Exercise details: Give every line of the data again, unchanged, but with no pictures.

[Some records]

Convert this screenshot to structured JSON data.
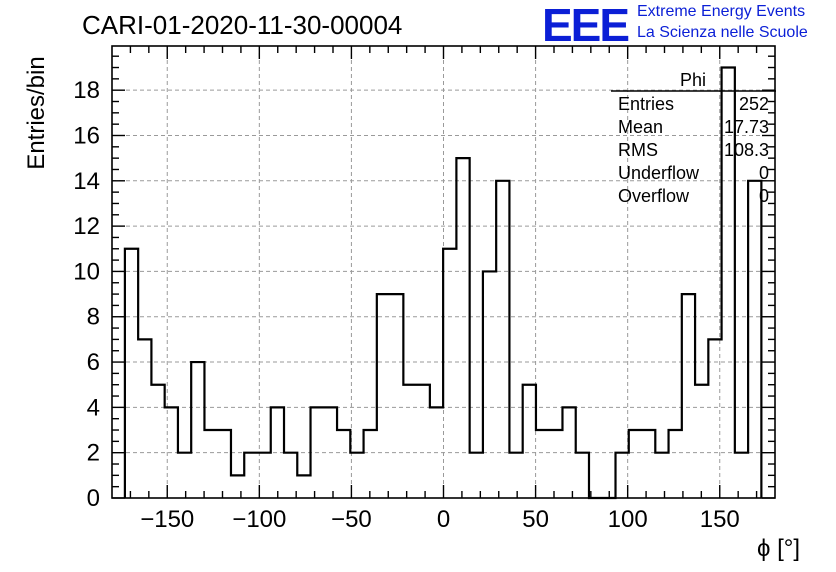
{
  "header": {
    "run_title": "CARI-01-2020-11-30-00004",
    "logo_text": "EEE",
    "tagline_1": "Extreme Energy Events",
    "tagline_2": "La Scienza nelle Scuole"
  },
  "stats_box": {
    "name": "Phi",
    "rows": [
      {
        "label": "Entries",
        "value": "252"
      },
      {
        "label": "Mean",
        "value": "17.73"
      },
      {
        "label": "RMS",
        "value": "108.3"
      },
      {
        "label": "Underflow",
        "value": "0"
      },
      {
        "label": "Overflow",
        "value": "0"
      }
    ]
  },
  "chart_data": {
    "type": "bar",
    "style": "step-histogram",
    "title": "CARI-01-2020-11-30-00004",
    "xlabel": "ϕ [°]",
    "ylabel": "Entries/bin",
    "xlim": [
      -180,
      180
    ],
    "ylim": [
      0,
      19.95
    ],
    "bin_width": 7.2,
    "bin_edges_start": -173,
    "x_ticks": [
      -150,
      -100,
      -50,
      0,
      50,
      100,
      150
    ],
    "y_ticks": [
      0,
      2,
      4,
      6,
      8,
      10,
      12,
      14,
      16,
      18
    ],
    "grid": true,
    "values": [
      11,
      7,
      5,
      4,
      2,
      6,
      3,
      3,
      1,
      2,
      2,
      4,
      2,
      1,
      4,
      4,
      3,
      2,
      3,
      9,
      9,
      5,
      5,
      4,
      11,
      15,
      2,
      10,
      14,
      2,
      5,
      3,
      3,
      4,
      2,
      0,
      0,
      2,
      3,
      3,
      2,
      3,
      9,
      5,
      7,
      19,
      2,
      14
    ],
    "line_color": "#000000",
    "grid_color": "#9a9a9a"
  }
}
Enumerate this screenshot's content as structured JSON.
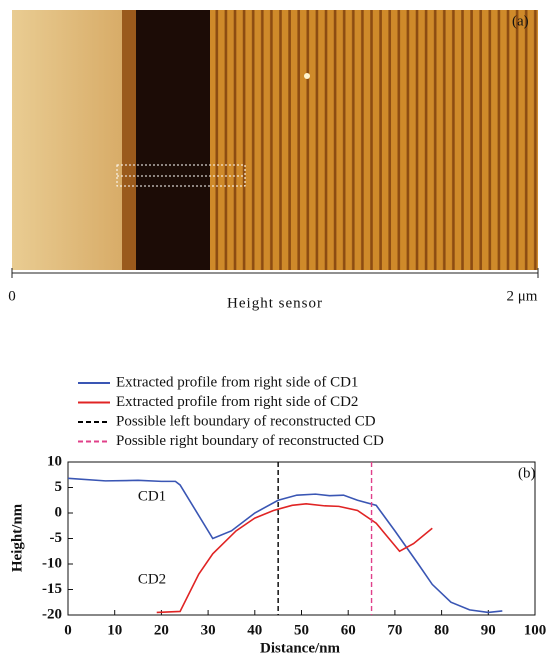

Task solution:
Convert this screenshot to structured JSON data.
{
  "header": {
    "run_title": "CARI-01-2020-11-30-00004",
    "logo_text": "EEE",
    "tagline_1": "Extreme Energy Events",
    "tagline_2": "La Scienza nelle Scuole"
  },
  "stats_box": {
    "name": "Phi",
    "rows": [
      {
        "label": "Entries",
        "value": "252"
      },
      {
        "label": "Mean",
        "value": "17.73"
      },
      {
        "label": "RMS",
        "value": "108.3"
      },
      {
        "label": "Underflow",
        "value": "0"
      },
      {
        "label": "Overflow",
        "value": "0"
      }
    ]
  },
  "chart_data": {
    "type": "bar",
    "style": "step-histogram",
    "title": "CARI-01-2020-11-30-00004",
    "xlabel": "ϕ [°]",
    "ylabel": "Entries/bin",
    "xlim": [
      -180,
      180
    ],
    "ylim": [
      0,
      19.95
    ],
    "bin_width": 7.2,
    "bin_edges_start": -173,
    "x_ticks": [
      -150,
      -100,
      -50,
      0,
      50,
      100,
      150
    ],
    "y_ticks": [
      0,
      2,
      4,
      6,
      8,
      10,
      12,
      14,
      16,
      18
    ],
    "grid": true,
    "values": [
      11,
      7,
      5,
      4,
      2,
      6,
      3,
      3,
      1,
      2,
      2,
      4,
      2,
      1,
      4,
      4,
      3,
      2,
      3,
      9,
      9,
      5,
      5,
      4,
      11,
      15,
      2,
      10,
      14,
      2,
      5,
      3,
      3,
      4,
      2,
      0,
      0,
      2,
      3,
      3,
      2,
      3,
      9,
      5,
      7,
      19,
      2,
      14
    ],
    "line_color": "#000000",
    "grid_color": "#9a9a9a"
  }
}
Enumerate this screenshot's content as structured JSON.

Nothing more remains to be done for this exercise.